We created the extension as follows.  The complete extension is in
polyglot/ext/pao.

    1. We used the newext script to generate a skeleton for the extension.

        $ cd $POLYGLOT/polyglot/ext/pao
        $ sh ./newext pao Pao pao
        $ cd $POLYGLOT/polyglot/ext/pao

    2. We modified parse/pao.ppg to redefine the "instanceof" production to
    allow any type to be used in an "instanceof" expression.  This required
    only appending the following code to pao.ppg: 

        extend relational_expression ::=
                relational_expression:a INSTANCEOF type:b
                {: RESULT = parser.nf.Instanceof(parser.util.pos(a), a, b); :}
                ;

        drop { relational_expression ::=
                relational_expression:a INSTANCEOF reference_type:b; }

    The remainder of the file is boiler plate code.

    4. We next extended the Java type system to handle Pao's semantics.

        $ cd $POLYGLOT/polyglot/ext/pao/types

    We edited PaoTypeSystem_c.java to override the factory methods for
    primitive types and top-level class types.  We also inserted methods to 
    provide access to the runtime boxing classes.

    We next create a subclass of PrimitiveType that overrides the methods:
    descendsFrom(), isImplicitCastValid(), and isCastValid() to
    allow primitives to be used as Objects.
    
    We also create a subclass of ParsedClassType to allow primitives
    to be cast to Object.

-------------------------

**REQUEST A**. Write out the Pao extension walkthrough again in full, word for word.
The entries are unrelated to the Pao extension walkthrough.

(Element and region listings)
-------------------------

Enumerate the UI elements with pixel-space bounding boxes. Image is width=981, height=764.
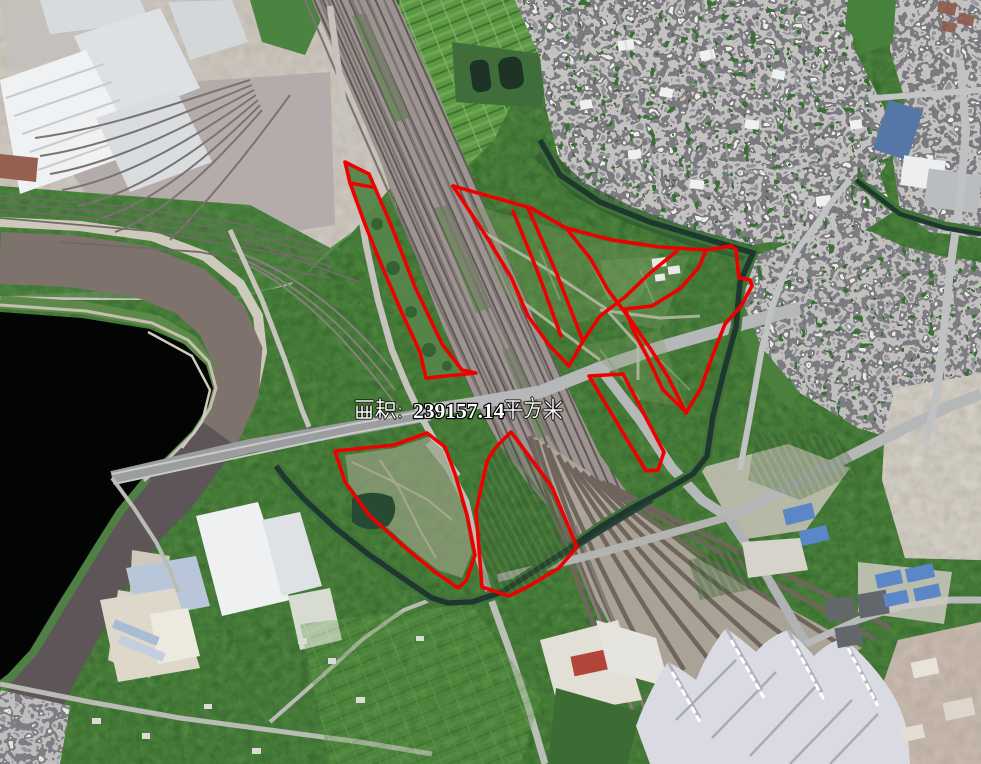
- svg-text:239157.14: 239157.14: [413, 399, 505, 423]
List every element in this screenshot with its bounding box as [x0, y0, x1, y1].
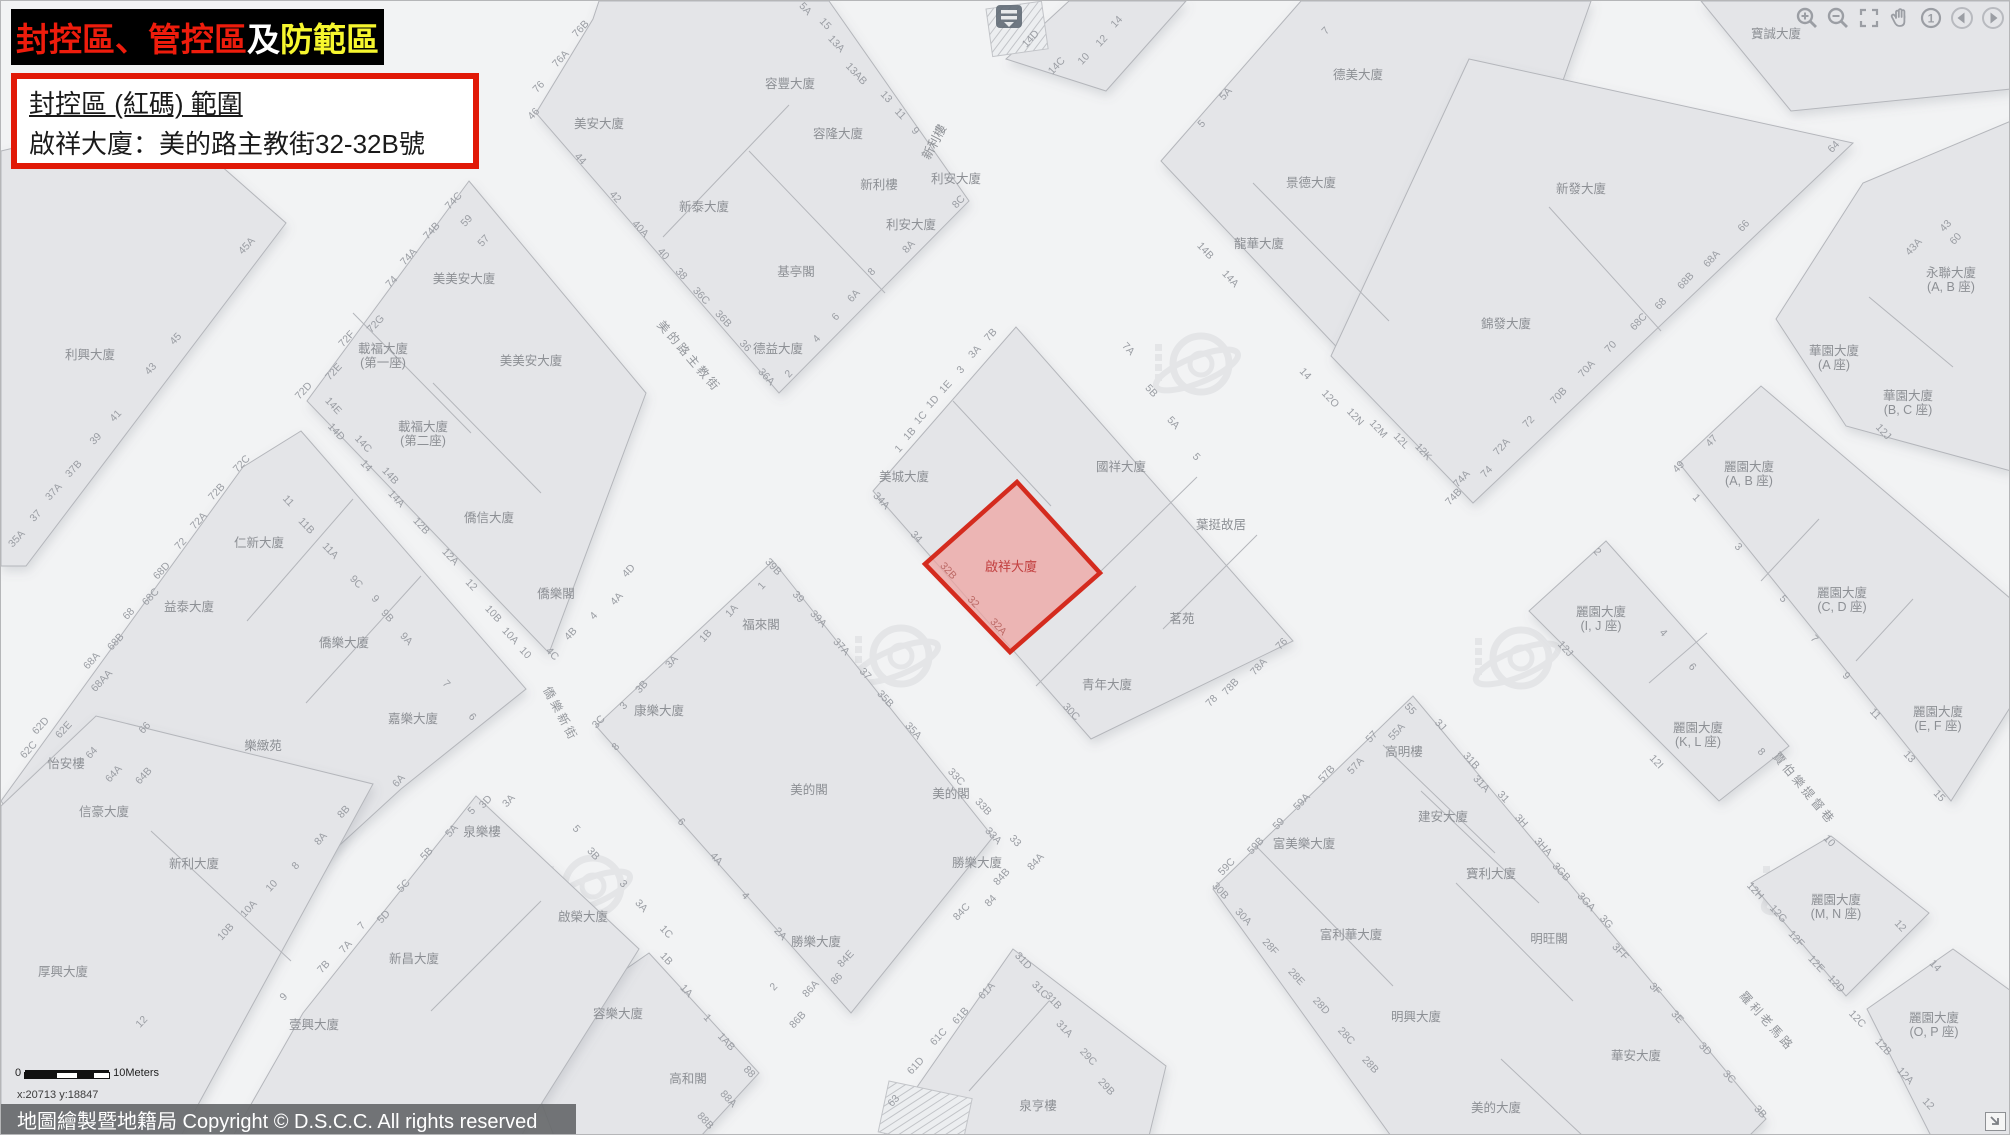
diagonal-arrow-icon: [1989, 1115, 2002, 1128]
pan-hand-icon[interactable]: [1888, 6, 1912, 30]
house-number-label: 14: [1297, 366, 1314, 383]
zoom-in-icon[interactable]: [1795, 6, 1819, 30]
city-block: [1867, 949, 2010, 1135]
building-label: 新昌大廈: [389, 951, 439, 966]
building-label: 茗苑: [1169, 612, 1195, 626]
house-number-label: 84A: [1025, 851, 1047, 873]
building-label: 福來閣: [742, 617, 780, 632]
building-label: 新利樓: [860, 177, 898, 192]
house-number-label: 7: [355, 920, 368, 933]
building-label: 富美樂大廈: [1273, 836, 1336, 851]
building-label: 新利大廈: [169, 856, 219, 871]
building-label: 美的閣: [790, 782, 828, 797]
house-number-label: 1E: [937, 378, 955, 396]
zoom-out-icon[interactable]: [1826, 6, 1850, 30]
house-number-label: 3: [954, 364, 967, 377]
title-red-zones: 封控區、管控區: [16, 13, 247, 61]
house-number-label: 7B: [982, 326, 1000, 344]
building-label: 葉挺故居: [1196, 517, 1246, 532]
building-label: 僑樂大廈: [319, 635, 369, 650]
building-label: 龍華大廈: [1234, 236, 1284, 251]
building-label: 錦發大廈: [1481, 316, 1531, 331]
house-number-label: 12M: [1367, 417, 1390, 440]
overview-corner-button[interactable]: [1985, 1112, 2006, 1131]
house-number-label: 1C: [657, 923, 675, 941]
building-label: 僑信大廈: [464, 510, 514, 525]
building-label: 華園大廈(B, C 座): [1883, 388, 1933, 417]
building-label: 利安大廈: [886, 217, 936, 232]
building-label: 寶利大廈: [1466, 866, 1516, 881]
building-label: 國祥大廈: [1096, 459, 1146, 474]
house-number-label: 1: [892, 443, 905, 456]
lockdown-address-line: 啟祥大廈：美的路主教街32-32B號: [29, 124, 461, 164]
house-number-label: 5A: [1164, 414, 1182, 432]
building-label: 勝樂大廈: [791, 934, 841, 949]
scale-bar: 0 10Meters: [15, 1067, 159, 1079]
map-canvas[interactable]: 啟祥大廈 利興大廈美美安大廈美美安大廈載福大廈(第一座)載福大廈(第二座)僑信大…: [1, 1, 2010, 1135]
building-label: 仁新大廈: [234, 535, 284, 550]
building-label: 高明樓: [1385, 744, 1423, 759]
next-extent-icon[interactable]: [1981, 6, 2005, 30]
house-number-label: 3A: [632, 897, 650, 915]
building-label: 基亭閣: [777, 264, 815, 279]
house-number-label: 4A: [608, 590, 626, 608]
building-label: 勝樂大廈: [952, 855, 1002, 870]
building-label: 麗園大廈(C, D 座): [1817, 585, 1867, 614]
building-label: 美美安大廈: [500, 353, 563, 368]
house-number-label: 86B: [787, 1009, 809, 1031]
building-label: 麗園大廈(E, F 座): [1913, 704, 1963, 733]
house-number-label: 61D: [905, 1055, 927, 1078]
building-label: 樂緻苑: [244, 738, 282, 753]
house-number-label: 9: [277, 991, 290, 1004]
house-number-label: 12O: [1319, 388, 1341, 411]
house-number-label: 5: [1190, 451, 1203, 464]
house-number-label: 33: [1007, 833, 1024, 850]
house-number-label: 1D: [924, 393, 942, 411]
street-name-label: 羅利老馬路: [1737, 988, 1798, 1054]
building-label: 益泰大廈: [164, 599, 214, 614]
building-label: 壹興大廈: [289, 1017, 339, 1032]
house-number-label: 84C: [951, 901, 973, 924]
house-number-label: 2: [767, 981, 780, 994]
previous-extent-icon[interactable]: [1950, 6, 1974, 30]
building-label: 永聯大廈(A, B 座): [1926, 265, 1976, 294]
house-number-label: 7: [1808, 633, 1821, 646]
house-number-label: 1B: [901, 425, 919, 443]
street-name-label: 美的路主教街: [654, 317, 724, 395]
scale-end-label: 10Meters: [113, 1067, 159, 1079]
svg-text:1: 1: [1928, 12, 1935, 26]
building-label: 利安大廈: [931, 171, 981, 186]
building-label: 明旺閣: [1530, 932, 1568, 946]
building-label: 僑樂閣: [537, 586, 575, 601]
house-number-label: 12C: [1846, 1008, 1868, 1031]
watermark-emblem: [1471, 630, 1562, 692]
building-label: 寶誠大廈: [1751, 26, 1801, 41]
building-label: 德美大廈: [1333, 67, 1383, 82]
house-number-label: 5: [1777, 593, 1790, 606]
house-number-label: 10: [517, 645, 534, 662]
lockdown-building-label: 啟祥大廈: [985, 559, 1037, 574]
initial-extent-icon[interactable]: 1: [1919, 6, 1943, 30]
house-number-label: 12N: [1344, 406, 1366, 428]
building-label: 容豐大廈: [765, 76, 815, 91]
building-label: 富利華大廈: [1320, 927, 1383, 942]
building-label: 利興大廈: [65, 347, 115, 362]
building-label: 啟榮大廈: [558, 909, 608, 924]
house-number-label: 78B: [1220, 676, 1242, 698]
street-name-label: 僑樂新街: [540, 684, 581, 744]
house-number-label: 62D: [30, 715, 52, 738]
building-label: 怡安樓: [47, 756, 85, 771]
building-label: 泉樂樓: [463, 824, 501, 839]
title-precaution-zone: 防範區: [280, 13, 379, 61]
building-label: 華安大廈: [1611, 1048, 1661, 1063]
building-label: 景德大廈: [1286, 175, 1336, 190]
building-label: 高和閣: [669, 1071, 707, 1086]
copyright-bar: 地圖繪製暨地籍局 Copyright © D.S.C.C. All rights…: [1, 1104, 576, 1135]
house-number-label: 84: [982, 892, 999, 909]
building-label: 厚興大廈: [38, 964, 88, 979]
house-number-label: 76: [530, 78, 547, 95]
house-number-label: 14A: [1219, 268, 1241, 290]
building-label: 載福大廈(第二座): [398, 419, 448, 448]
lockdown-info-box: 封控區 (紅碼) 範圍 啟祥大廈：美的路主教街32-32B號: [11, 73, 479, 169]
house-number-label: 4: [587, 610, 600, 623]
house-number-label: 3A: [966, 343, 984, 361]
house-number-label: 7B: [315, 958, 333, 976]
building-label: 容隆大廈: [813, 126, 863, 141]
house-number-label: 5: [570, 823, 583, 836]
cursor-coordinates: x:20713 y:18847: [17, 1089, 98, 1101]
building-label: 麗園大廈(K, L 座): [1673, 720, 1723, 749]
scale-bar-graphic: [24, 1072, 110, 1079]
building-label: 載福大廈(第一座): [358, 341, 408, 370]
building-label: 麗園大廈(O, P 座): [1909, 1010, 1959, 1039]
building-label: 美安大廈: [574, 116, 624, 131]
house-number-label: 1C: [912, 409, 930, 427]
house-number-label: 10A: [499, 625, 521, 647]
map-marker-icon: [996, 5, 1022, 28]
building-label: 建安大廈: [1418, 809, 1468, 824]
title-and: 及: [247, 13, 280, 61]
house-number-label: 12: [463, 577, 480, 594]
house-number-label: 4D: [620, 562, 638, 580]
building-label: 明興大廈: [1391, 1009, 1441, 1024]
page-title: 封控區、管控區及防範區: [11, 9, 384, 65]
building-label: 泉亨樓: [1019, 1098, 1057, 1113]
building-label: 德益大廈: [753, 341, 803, 356]
building-label: 新泰大廈: [679, 199, 729, 214]
house-number-label: 86A: [800, 978, 822, 1000]
lockdown-scope-heading: 封控區 (紅碼) 範圍: [29, 84, 461, 124]
house-number-label: 14B: [1194, 240, 1216, 262]
building-label: 麗園大廈(A, B 座): [1724, 459, 1774, 488]
building-label: 麗園大廈(I, J 座): [1576, 604, 1626, 633]
house-number-label: 7A: [1119, 340, 1137, 358]
building-label: 美城大廈: [879, 469, 929, 484]
building-label: 嘉樂大廈: [388, 711, 438, 726]
map-viewer: 啟祥大廈 利興大廈美美安大廈美美安大廈載福大廈(第一座)載福大廈(第二座)僑信大…: [0, 0, 2010, 1135]
house-number-label: 1: [1690, 492, 1703, 505]
building-label: 美的大廈: [1471, 1100, 1521, 1115]
building-label: 康樂大廈: [634, 703, 684, 718]
scale-start-label: 0: [15, 1067, 21, 1079]
building-label: 美美安大廈: [433, 271, 496, 286]
house-number-label: 3A: [500, 792, 518, 810]
house-number-label: 3: [1732, 541, 1745, 554]
street-name-label: 賈伯樂提督巷: [1770, 749, 1839, 828]
full-extent-icon[interactable]: [1857, 6, 1881, 30]
map-toolbar: 1: [1795, 6, 2005, 30]
watermark-emblem: [1151, 336, 1242, 398]
house-number-label: 4B: [562, 625, 580, 643]
house-number-label: 10B: [482, 603, 504, 625]
building-label: 青年大廈: [1082, 677, 1132, 692]
building-label: 美的閣: [932, 786, 970, 801]
building-label: 麗園大廈(M, N 座): [1811, 892, 1862, 921]
city-block: [536, 1, 969, 393]
building-label: 新發大廈: [1556, 181, 1606, 196]
house-number-label: 78: [1203, 692, 1220, 709]
house-number-label: 12I: [1647, 753, 1666, 772]
building-label: 信豪大廈: [79, 804, 129, 819]
building-label: 容樂大廈: [593, 1006, 643, 1021]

-------------------------

**REQUEST B**. Please change "screenshot" to "capture" in the entries, from their first line through the line containing "List every element". Keep everything else the same, give back only those lines, and leave out the pictures.

**ANSWER A**.
We created the extension as follows.  The complete extension is in
polyglot/ext/pao.

    1. We used the newext script to generate a skeleton for the extension.

        $ cd $POLYGLOT/polyglot/ext/pao
        $ sh ./newext pao Pao pao
        $ cd $POLYGLOT/polyglot/ext/pao

    2. We modified parse/pao.ppg to redefine the "instanceof" production to
    allow any type to be used in an "instanceof" expression.  This required
    only appending the following code to pao.ppg: 

        extend relational_expression ::=
                relational_expression:a INSTANCEOF type:b
                {: RESULT = parser.nf.Instanceof(parser.util.pos(a), a, b); :}
                ;

        drop { relational_expression ::=
                relational_expression:a INSTANCEOF reference_type:b; }

    The remainder of the file is boiler plate code.

    4. We next extended the Java type system to handle Pao's semantics.

        $ cd $POLYGLOT/polyglot/ext/pao/types

    We edited PaoTypeSystem_c.java to override the factory methods for
    primitive types and top-level class types.  We also inserted methods to 
    provide access to the runtime boxing classes.

    We next create a subclass of PrimitiveType that overrides the methods:
    descendsFrom(), isImplicitCastValid(), and isCastValid() to
    allow primitives to be used as Objects.
    
    We also create a subclass of ParsedClassType to allow primitives
    to be cast to Object.

**ANSWER B**.
Enumerate the UI elements with pixel-space bounding boxes. Image is width=981, height=764.
- svg-text:239157.14: 239157.14: [413, 399, 505, 423]
List every element in this capture with its bounding box as [x0, y0, x1, y1].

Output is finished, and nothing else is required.